■ Data shown:
* Start *

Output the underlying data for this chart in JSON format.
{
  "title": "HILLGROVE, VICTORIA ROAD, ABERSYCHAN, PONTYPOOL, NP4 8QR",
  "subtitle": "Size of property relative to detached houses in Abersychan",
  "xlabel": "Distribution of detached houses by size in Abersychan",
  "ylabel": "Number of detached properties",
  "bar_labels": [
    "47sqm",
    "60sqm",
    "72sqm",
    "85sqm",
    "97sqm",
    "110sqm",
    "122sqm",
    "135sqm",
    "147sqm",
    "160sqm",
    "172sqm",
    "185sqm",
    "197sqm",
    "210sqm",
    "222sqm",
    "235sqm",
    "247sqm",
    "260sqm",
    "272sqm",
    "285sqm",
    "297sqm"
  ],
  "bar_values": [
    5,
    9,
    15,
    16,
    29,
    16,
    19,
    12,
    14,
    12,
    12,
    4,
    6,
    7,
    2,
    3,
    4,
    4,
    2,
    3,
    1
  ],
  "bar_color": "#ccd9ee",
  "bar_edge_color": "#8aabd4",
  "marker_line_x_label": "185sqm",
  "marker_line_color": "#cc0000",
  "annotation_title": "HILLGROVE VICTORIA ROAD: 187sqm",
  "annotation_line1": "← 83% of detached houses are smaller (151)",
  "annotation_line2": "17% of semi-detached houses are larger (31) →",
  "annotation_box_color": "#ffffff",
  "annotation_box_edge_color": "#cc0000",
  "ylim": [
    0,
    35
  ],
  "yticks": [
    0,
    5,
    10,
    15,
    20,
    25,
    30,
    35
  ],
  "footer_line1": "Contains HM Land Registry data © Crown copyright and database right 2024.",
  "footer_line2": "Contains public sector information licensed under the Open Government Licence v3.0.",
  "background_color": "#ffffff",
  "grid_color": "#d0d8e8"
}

* End *
* Start *

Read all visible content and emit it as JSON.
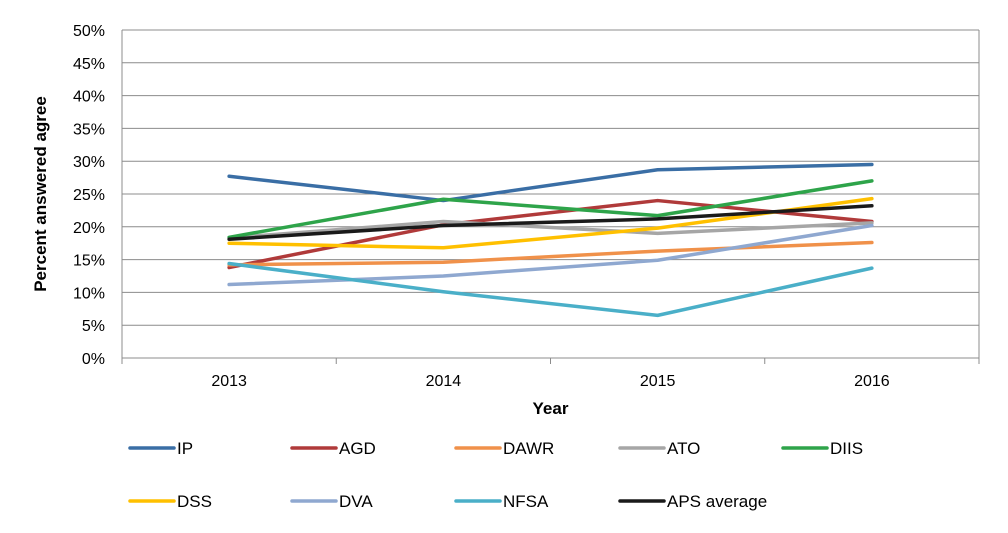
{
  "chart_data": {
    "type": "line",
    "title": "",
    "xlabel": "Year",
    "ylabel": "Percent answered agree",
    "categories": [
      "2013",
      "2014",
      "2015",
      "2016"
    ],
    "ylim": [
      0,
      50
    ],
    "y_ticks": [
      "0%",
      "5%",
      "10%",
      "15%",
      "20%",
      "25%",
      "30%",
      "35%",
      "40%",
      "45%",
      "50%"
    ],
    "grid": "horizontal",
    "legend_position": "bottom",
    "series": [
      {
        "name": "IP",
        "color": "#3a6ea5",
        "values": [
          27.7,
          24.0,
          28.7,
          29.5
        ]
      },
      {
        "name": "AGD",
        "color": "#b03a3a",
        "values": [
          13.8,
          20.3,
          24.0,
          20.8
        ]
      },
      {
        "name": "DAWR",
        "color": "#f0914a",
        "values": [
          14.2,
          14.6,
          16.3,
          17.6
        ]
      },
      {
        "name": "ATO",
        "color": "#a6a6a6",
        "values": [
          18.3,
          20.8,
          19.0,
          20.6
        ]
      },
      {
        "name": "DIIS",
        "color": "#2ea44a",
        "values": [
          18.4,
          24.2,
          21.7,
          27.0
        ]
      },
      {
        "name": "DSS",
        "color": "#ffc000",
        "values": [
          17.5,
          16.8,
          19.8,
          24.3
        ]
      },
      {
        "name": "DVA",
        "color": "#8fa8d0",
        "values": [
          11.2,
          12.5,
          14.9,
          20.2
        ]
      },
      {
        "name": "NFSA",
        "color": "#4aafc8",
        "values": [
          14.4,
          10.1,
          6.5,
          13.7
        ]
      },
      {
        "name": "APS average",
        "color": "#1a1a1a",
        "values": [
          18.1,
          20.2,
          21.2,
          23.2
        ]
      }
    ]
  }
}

* End *
* Start *

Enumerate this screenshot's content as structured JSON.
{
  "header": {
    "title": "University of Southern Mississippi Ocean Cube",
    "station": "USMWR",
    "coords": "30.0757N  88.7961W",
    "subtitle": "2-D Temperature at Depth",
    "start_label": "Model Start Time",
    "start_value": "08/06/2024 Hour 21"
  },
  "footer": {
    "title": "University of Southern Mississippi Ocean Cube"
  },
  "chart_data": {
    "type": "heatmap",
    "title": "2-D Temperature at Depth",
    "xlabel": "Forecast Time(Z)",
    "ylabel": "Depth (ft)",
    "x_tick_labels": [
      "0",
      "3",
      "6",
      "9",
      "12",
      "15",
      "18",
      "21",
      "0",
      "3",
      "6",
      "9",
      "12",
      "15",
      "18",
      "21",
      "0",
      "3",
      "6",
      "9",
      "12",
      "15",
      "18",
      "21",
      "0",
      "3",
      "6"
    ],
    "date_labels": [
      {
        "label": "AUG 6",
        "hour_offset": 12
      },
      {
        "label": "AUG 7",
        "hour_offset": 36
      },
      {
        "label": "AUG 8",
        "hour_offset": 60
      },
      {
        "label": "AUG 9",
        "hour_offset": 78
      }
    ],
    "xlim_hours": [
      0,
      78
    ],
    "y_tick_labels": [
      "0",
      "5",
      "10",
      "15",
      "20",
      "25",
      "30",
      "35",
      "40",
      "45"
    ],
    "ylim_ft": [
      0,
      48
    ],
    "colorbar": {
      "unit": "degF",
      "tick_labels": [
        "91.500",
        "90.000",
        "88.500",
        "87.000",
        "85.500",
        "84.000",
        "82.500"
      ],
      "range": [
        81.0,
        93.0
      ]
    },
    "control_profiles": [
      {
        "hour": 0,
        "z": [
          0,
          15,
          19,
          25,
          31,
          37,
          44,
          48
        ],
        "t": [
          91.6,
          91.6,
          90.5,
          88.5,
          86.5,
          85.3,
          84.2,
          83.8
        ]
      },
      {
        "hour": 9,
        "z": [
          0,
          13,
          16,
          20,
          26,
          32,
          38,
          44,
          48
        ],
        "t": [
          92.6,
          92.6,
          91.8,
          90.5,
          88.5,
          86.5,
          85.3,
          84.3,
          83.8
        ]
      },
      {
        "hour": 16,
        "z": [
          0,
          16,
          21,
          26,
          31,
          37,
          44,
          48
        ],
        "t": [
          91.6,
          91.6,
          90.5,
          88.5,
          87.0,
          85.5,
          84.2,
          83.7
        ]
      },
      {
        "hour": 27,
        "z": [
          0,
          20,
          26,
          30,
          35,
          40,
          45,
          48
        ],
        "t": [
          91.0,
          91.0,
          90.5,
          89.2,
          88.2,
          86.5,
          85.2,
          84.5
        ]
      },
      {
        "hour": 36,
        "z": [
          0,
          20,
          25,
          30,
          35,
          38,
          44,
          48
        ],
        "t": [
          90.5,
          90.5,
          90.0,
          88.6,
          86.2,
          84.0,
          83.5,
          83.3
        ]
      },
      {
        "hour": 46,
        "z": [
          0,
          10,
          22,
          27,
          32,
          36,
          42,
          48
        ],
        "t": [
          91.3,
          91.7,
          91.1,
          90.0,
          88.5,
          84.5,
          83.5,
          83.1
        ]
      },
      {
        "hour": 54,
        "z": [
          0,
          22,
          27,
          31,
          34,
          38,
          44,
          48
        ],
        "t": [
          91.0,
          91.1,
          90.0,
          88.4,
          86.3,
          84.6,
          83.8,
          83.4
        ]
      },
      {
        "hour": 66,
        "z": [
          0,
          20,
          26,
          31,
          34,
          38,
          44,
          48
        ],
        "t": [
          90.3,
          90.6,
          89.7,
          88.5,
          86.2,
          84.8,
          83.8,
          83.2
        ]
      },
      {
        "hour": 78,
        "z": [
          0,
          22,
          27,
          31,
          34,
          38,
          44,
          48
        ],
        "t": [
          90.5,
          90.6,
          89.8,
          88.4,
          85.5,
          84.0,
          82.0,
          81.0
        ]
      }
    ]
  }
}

* End *

■ Objective:
In the records shown above, how many lines include the word "HILLGROVE"? Answer with the number only.

■ Answer to this problem:
2